Stored data entries:

= = = = =

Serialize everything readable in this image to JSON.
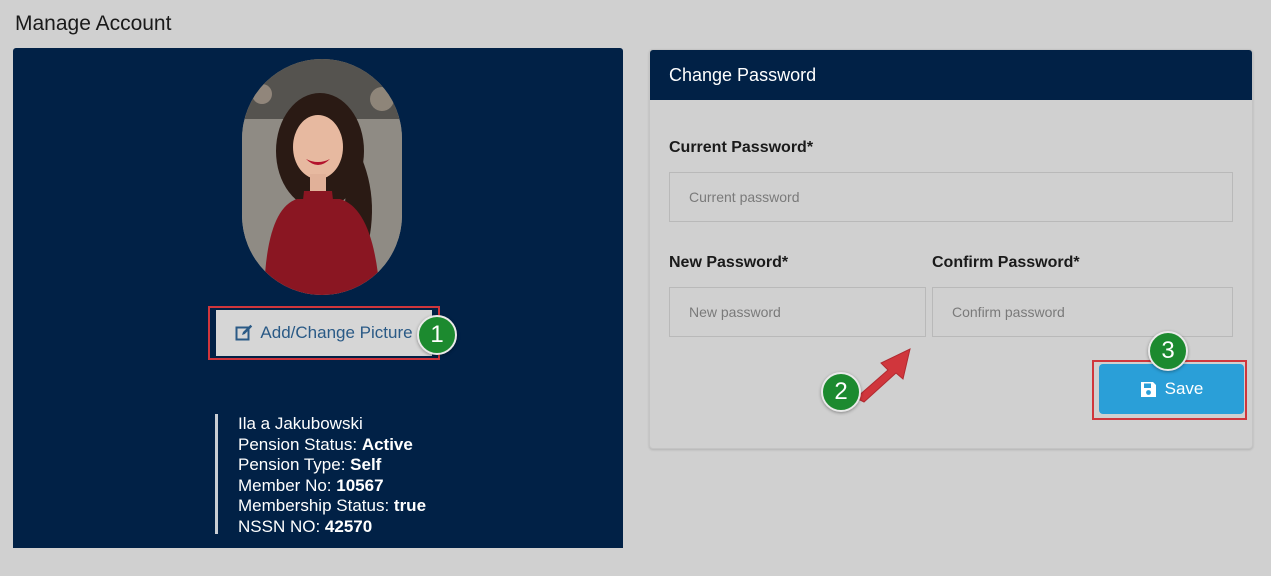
{
  "page": {
    "title": "Manage Account"
  },
  "profile": {
    "change_picture_label": "Add/Change Picture",
    "name": "Ila a Jakubowski",
    "fields": [
      {
        "label": "Pension Status: ",
        "value": "Active"
      },
      {
        "label": "Pension Type: ",
        "value": "Self"
      },
      {
        "label": "Member No: ",
        "value": "10567"
      },
      {
        "label": "Membership Status: ",
        "value": "true"
      },
      {
        "label": "NSSN NO: ",
        "value": "42570"
      }
    ]
  },
  "password_form": {
    "header": "Change Password",
    "current": {
      "label": "Current Password*",
      "placeholder": "Current password"
    },
    "new": {
      "label": "New Password*",
      "placeholder": "New password"
    },
    "confirm": {
      "label": "Confirm Password*",
      "placeholder": "Confirm password"
    },
    "save_label": "Save"
  },
  "annotations": {
    "step1": "1",
    "step2": "2",
    "step3": "3"
  },
  "colors": {
    "navy": "#012146",
    "accent_blue": "#2a9fd8",
    "highlight_red": "#d0363c",
    "step_green": "#1c8a2f"
  }
}
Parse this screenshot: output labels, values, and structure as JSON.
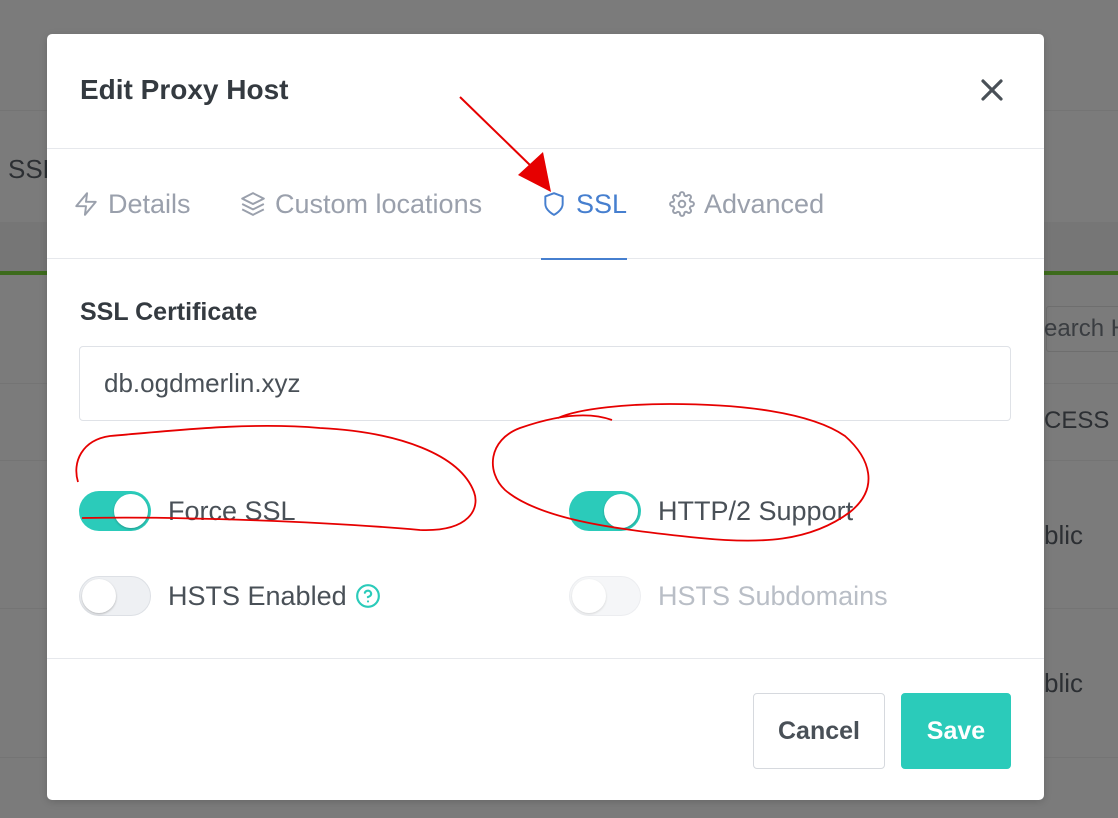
{
  "background": {
    "partial_texts": [
      "SSL",
      "earch H",
      "CESS",
      "blic",
      "blic"
    ]
  },
  "modal": {
    "title": "Edit Proxy Host",
    "tabs": [
      {
        "label": "Details",
        "icon": "lightning-icon",
        "active": false
      },
      {
        "label": "Custom locations",
        "icon": "layers-icon",
        "active": false
      },
      {
        "label": "SSL",
        "icon": "shield-icon",
        "active": true
      },
      {
        "label": "Advanced",
        "icon": "gear-icon",
        "active": false
      }
    ],
    "ssl": {
      "certificate_label": "SSL Certificate",
      "certificate_value": "db.ogdmerlin.xyz",
      "toggles": [
        {
          "label": "Force SSL",
          "on": true,
          "disabled": false
        },
        {
          "label": "HTTP/2 Support",
          "on": true,
          "disabled": false
        },
        {
          "label": "HSTS Enabled",
          "on": false,
          "disabled": false,
          "help_icon": "question-circle-icon"
        },
        {
          "label": "HSTS Subdomains",
          "on": false,
          "disabled": true
        }
      ]
    },
    "footer": {
      "cancel_label": "Cancel",
      "save_label": "Save"
    }
  },
  "colors": {
    "accent_teal": "#2bcbba",
    "active_tab_blue": "#467fcf",
    "annotation_red": "#e60000"
  }
}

= = = = =

Restate the entire listing word for word, excluding pictures.

◆ **EXPECTED OUTPUT**
Serialize everything readable in this image to JSON.
{
  "page": {
    "title": "Manage Account"
  },
  "profile": {
    "change_picture_label": "Add/Change Picture",
    "name": "Ila a Jakubowski",
    "fields": [
      {
        "label": "Pension Status: ",
        "value": "Active"
      },
      {
        "label": "Pension Type: ",
        "value": "Self"
      },
      {
        "label": "Member No: ",
        "value": "10567"
      },
      {
        "label": "Membership Status: ",
        "value": "true"
      },
      {
        "label": "NSSN NO: ",
        "value": "42570"
      }
    ]
  },
  "password_form": {
    "header": "Change Password",
    "current": {
      "label": "Current Password*",
      "placeholder": "Current password"
    },
    "new": {
      "label": "New Password*",
      "placeholder": "New password"
    },
    "confirm": {
      "label": "Confirm Password*",
      "placeholder": "Confirm password"
    },
    "save_label": "Save"
  },
  "annotations": {
    "step1": "1",
    "step2": "2",
    "step3": "3"
  },
  "colors": {
    "navy": "#012146",
    "accent_blue": "#2a9fd8",
    "highlight_red": "#d0363c",
    "step_green": "#1c8a2f"
  }
}
Parse this screenshot: output labels, values, and structure as JSON.
{
  "background": {
    "partial_texts": [
      "SSL",
      "earch H",
      "CESS",
      "blic",
      "blic"
    ]
  },
  "modal": {
    "title": "Edit Proxy Host",
    "tabs": [
      {
        "label": "Details",
        "icon": "lightning-icon",
        "active": false
      },
      {
        "label": "Custom locations",
        "icon": "layers-icon",
        "active": false
      },
      {
        "label": "SSL",
        "icon": "shield-icon",
        "active": true
      },
      {
        "label": "Advanced",
        "icon": "gear-icon",
        "active": false
      }
    ],
    "ssl": {
      "certificate_label": "SSL Certificate",
      "certificate_value": "db.ogdmerlin.xyz",
      "toggles": [
        {
          "label": "Force SSL",
          "on": true,
          "disabled": false
        },
        {
          "label": "HTTP/2 Support",
          "on": true,
          "disabled": false
        },
        {
          "label": "HSTS Enabled",
          "on": false,
          "disabled": false,
          "help_icon": "question-circle-icon"
        },
        {
          "label": "HSTS Subdomains",
          "on": false,
          "disabled": true
        }
      ]
    },
    "footer": {
      "cancel_label": "Cancel",
      "save_label": "Save"
    }
  },
  "colors": {
    "accent_teal": "#2bcbba",
    "active_tab_blue": "#467fcf",
    "annotation_red": "#e60000"
  }
}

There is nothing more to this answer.